Quote the data below in full, please, without altering anything.

-- start Raw data --

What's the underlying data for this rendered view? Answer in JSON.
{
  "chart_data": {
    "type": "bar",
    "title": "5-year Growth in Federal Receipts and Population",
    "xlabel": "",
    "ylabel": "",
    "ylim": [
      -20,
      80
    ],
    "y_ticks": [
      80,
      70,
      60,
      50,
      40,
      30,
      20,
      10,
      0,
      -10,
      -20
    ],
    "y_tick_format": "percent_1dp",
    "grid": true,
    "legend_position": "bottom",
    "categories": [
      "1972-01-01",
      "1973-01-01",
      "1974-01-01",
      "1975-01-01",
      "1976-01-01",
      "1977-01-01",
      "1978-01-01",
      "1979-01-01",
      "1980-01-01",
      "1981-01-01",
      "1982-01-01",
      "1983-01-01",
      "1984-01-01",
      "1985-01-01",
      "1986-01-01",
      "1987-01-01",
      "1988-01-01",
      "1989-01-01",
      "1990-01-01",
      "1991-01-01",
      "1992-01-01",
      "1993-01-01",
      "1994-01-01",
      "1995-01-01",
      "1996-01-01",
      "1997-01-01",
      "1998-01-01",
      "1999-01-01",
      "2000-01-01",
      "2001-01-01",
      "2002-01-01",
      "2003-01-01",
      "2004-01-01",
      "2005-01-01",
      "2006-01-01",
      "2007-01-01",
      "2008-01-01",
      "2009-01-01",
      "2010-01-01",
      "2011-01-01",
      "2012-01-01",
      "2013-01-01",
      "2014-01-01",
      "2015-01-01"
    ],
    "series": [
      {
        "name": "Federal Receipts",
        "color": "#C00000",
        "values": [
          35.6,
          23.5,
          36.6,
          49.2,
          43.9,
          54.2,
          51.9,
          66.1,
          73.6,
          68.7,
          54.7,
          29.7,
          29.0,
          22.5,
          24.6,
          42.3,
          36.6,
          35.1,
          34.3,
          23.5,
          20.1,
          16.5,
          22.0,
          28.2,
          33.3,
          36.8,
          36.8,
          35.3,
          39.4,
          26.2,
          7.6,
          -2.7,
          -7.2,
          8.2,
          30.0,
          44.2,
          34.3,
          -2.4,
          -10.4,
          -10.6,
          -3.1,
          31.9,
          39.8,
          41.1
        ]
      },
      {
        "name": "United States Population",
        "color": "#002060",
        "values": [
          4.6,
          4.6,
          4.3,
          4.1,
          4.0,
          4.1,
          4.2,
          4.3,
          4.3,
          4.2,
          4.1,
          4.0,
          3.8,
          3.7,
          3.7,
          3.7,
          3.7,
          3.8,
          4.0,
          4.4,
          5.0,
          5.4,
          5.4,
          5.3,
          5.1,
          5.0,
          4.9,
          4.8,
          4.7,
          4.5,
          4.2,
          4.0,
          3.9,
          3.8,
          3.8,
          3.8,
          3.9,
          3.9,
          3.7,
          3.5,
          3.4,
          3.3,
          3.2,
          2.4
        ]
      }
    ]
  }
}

-- end Raw data --

▶ Answer for the task
What's the underlying data for this rendered view? Answer in JSON.
{
  "chart_data": {
    "type": "bar",
    "title": "5-year Growth in Federal Receipts and Population",
    "xlabel": "",
    "ylabel": "",
    "ylim": [
      -20,
      80
    ],
    "y_ticks": [
      80,
      70,
      60,
      50,
      40,
      30,
      20,
      10,
      0,
      -10,
      -20
    ],
    "y_tick_format": "percent_1dp",
    "grid": true,
    "legend_position": "bottom",
    "categories": [
      "1972-01-01",
      "1973-01-01",
      "1974-01-01",
      "1975-01-01",
      "1976-01-01",
      "1977-01-01",
      "1978-01-01",
      "1979-01-01",
      "1980-01-01",
      "1981-01-01",
      "1982-01-01",
      "1983-01-01",
      "1984-01-01",
      "1985-01-01",
      "1986-01-01",
      "1987-01-01",
      "1988-01-01",
      "1989-01-01",
      "1990-01-01",
      "1991-01-01",
      "1992-01-01",
      "1993-01-01",
      "1994-01-01",
      "1995-01-01",
      "1996-01-01",
      "1997-01-01",
      "1998-01-01",
      "1999-01-01",
      "2000-01-01",
      "2001-01-01",
      "2002-01-01",
      "2003-01-01",
      "2004-01-01",
      "2005-01-01",
      "2006-01-01",
      "2007-01-01",
      "2008-01-01",
      "2009-01-01",
      "2010-01-01",
      "2011-01-01",
      "2012-01-01",
      "2013-01-01",
      "2014-01-01",
      "2015-01-01"
    ],
    "series": [
      {
        "name": "Federal Receipts",
        "color": "#C00000",
        "values": [
          35.6,
          23.5,
          36.6,
          49.2,
          43.9,
          54.2,
          51.9,
          66.1,
          73.6,
          68.7,
          54.7,
          29.7,
          29.0,
          22.5,
          24.6,
          42.3,
          36.6,
          35.1,
          34.3,
          23.5,
          20.1,
          16.5,
          22.0,
          28.2,
          33.3,
          36.8,
          36.8,
          35.3,
          39.4,
          26.2,
          7.6,
          -2.7,
          -7.2,
          8.2,
          30.0,
          44.2,
          34.3,
          -2.4,
          -10.4,
          -10.6,
          -3.1,
          31.9,
          39.8,
          41.1
        ]
      },
      {
        "name": "United States Population",
        "color": "#002060",
        "values": [
          4.6,
          4.6,
          4.3,
          4.1,
          4.0,
          4.1,
          4.2,
          4.3,
          4.3,
          4.2,
          4.1,
          4.0,
          3.8,
          3.7,
          3.7,
          3.7,
          3.7,
          3.8,
          4.0,
          4.4,
          5.0,
          5.4,
          5.4,
          5.3,
          5.1,
          5.0,
          4.9,
          4.8,
          4.7,
          4.5,
          4.2,
          4.0,
          3.9,
          3.8,
          3.8,
          3.8,
          3.9,
          3.9,
          3.7,
          3.5,
          3.4,
          3.3,
          3.2,
          2.4
        ]
      }
    ]
  }
}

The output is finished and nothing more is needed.